--- begin LISTED ENTRIES ---

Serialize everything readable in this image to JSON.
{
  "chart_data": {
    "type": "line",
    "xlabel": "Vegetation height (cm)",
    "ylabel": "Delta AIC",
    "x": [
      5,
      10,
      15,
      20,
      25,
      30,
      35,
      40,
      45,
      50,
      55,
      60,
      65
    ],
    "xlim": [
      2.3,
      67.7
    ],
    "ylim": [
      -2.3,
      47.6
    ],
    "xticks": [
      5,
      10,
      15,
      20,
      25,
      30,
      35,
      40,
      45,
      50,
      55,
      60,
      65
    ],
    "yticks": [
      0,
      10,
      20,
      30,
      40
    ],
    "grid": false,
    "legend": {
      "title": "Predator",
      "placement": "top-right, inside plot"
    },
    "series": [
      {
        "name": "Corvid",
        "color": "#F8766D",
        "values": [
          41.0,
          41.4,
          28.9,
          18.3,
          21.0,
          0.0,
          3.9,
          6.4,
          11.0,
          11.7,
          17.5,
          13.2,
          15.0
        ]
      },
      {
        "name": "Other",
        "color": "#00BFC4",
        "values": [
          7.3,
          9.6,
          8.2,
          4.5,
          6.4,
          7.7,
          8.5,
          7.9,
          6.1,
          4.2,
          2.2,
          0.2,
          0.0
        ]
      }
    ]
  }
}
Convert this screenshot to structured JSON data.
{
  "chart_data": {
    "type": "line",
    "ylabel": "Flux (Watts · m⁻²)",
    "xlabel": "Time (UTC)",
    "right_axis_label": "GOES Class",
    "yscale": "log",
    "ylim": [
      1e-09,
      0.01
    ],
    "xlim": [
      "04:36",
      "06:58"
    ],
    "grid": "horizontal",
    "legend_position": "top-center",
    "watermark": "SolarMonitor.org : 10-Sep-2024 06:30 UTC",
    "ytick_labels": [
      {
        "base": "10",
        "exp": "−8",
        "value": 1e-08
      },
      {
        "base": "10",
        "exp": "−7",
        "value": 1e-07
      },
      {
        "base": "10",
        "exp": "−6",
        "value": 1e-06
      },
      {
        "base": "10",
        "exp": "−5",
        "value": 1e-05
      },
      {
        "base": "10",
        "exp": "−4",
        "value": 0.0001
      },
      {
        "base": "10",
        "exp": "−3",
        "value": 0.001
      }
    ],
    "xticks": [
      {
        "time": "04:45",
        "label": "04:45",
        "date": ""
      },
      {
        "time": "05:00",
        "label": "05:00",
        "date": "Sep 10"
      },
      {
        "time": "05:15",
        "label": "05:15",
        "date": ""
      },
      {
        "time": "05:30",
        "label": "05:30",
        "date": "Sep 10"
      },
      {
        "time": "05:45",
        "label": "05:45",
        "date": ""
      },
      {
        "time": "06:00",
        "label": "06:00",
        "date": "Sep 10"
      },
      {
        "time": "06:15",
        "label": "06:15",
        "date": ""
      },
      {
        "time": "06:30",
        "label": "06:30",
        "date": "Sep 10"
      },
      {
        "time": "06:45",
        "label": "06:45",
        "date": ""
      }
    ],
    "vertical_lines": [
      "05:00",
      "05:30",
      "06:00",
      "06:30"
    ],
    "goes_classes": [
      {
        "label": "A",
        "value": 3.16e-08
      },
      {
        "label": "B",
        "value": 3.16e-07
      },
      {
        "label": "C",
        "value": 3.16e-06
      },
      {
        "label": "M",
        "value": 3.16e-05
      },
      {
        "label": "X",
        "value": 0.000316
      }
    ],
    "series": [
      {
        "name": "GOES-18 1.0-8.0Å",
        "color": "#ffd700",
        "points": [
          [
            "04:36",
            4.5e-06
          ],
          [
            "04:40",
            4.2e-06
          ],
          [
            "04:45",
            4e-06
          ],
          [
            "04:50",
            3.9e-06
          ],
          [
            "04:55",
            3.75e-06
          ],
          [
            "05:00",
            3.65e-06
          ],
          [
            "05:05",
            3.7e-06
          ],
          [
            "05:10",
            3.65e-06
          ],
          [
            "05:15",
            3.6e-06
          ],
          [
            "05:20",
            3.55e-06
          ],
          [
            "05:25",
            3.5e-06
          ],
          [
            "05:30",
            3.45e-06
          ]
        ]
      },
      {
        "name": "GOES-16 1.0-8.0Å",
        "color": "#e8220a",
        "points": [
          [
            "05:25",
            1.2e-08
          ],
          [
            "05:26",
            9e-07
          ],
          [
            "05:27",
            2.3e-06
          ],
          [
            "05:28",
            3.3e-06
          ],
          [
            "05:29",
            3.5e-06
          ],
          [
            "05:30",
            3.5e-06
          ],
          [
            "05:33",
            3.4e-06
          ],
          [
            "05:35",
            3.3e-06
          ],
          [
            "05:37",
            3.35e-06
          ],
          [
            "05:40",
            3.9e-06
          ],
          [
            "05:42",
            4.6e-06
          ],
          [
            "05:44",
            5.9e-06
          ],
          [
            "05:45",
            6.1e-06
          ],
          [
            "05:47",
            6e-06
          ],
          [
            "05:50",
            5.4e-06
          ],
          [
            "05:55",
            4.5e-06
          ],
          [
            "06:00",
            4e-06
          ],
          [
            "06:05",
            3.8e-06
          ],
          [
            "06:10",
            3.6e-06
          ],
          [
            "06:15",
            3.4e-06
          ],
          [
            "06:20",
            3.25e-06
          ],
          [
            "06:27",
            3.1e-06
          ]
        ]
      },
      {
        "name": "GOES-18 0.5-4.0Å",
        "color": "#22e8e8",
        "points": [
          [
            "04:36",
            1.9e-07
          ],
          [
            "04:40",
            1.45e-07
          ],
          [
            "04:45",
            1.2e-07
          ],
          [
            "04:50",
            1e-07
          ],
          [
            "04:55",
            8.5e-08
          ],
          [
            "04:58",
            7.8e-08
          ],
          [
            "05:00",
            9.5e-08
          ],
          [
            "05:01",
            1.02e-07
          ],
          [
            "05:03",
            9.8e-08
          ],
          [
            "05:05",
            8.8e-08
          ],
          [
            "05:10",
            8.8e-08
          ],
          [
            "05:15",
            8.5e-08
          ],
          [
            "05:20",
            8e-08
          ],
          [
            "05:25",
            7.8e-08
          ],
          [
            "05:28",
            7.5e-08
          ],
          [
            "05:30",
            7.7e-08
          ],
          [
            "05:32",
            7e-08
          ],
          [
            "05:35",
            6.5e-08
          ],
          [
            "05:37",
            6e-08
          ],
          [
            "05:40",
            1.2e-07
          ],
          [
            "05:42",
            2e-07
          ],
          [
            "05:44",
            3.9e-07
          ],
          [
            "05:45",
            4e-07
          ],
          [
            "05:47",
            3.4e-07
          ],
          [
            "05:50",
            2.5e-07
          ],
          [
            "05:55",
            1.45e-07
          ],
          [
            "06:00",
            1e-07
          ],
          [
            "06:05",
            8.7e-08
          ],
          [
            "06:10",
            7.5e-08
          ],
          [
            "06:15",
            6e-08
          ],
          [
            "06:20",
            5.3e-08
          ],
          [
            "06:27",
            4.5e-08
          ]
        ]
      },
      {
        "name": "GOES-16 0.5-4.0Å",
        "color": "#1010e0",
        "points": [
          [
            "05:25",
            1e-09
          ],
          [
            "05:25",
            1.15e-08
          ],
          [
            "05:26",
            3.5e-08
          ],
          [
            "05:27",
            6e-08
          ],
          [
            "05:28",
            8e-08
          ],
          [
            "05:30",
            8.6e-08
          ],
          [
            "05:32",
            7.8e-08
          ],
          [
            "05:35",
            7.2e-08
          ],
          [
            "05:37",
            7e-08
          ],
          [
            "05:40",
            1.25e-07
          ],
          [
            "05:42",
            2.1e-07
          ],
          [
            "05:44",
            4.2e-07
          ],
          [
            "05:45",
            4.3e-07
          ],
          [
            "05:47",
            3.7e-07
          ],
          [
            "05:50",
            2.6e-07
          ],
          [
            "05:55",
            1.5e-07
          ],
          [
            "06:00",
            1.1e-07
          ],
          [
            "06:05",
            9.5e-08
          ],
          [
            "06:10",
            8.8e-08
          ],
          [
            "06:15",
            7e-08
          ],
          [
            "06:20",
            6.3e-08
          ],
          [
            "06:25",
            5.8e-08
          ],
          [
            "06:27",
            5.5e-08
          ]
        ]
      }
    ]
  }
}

--- end LISTED ENTRIES ---

*GOAL OF THE EXERCISE:* Look over the listing above. Pick out and copy every line that includes "ylabel".

*RESPONSE:*
    "ylabel": "Delta AIC",
    "ylabel": "Flux (Watts · m⁻²)",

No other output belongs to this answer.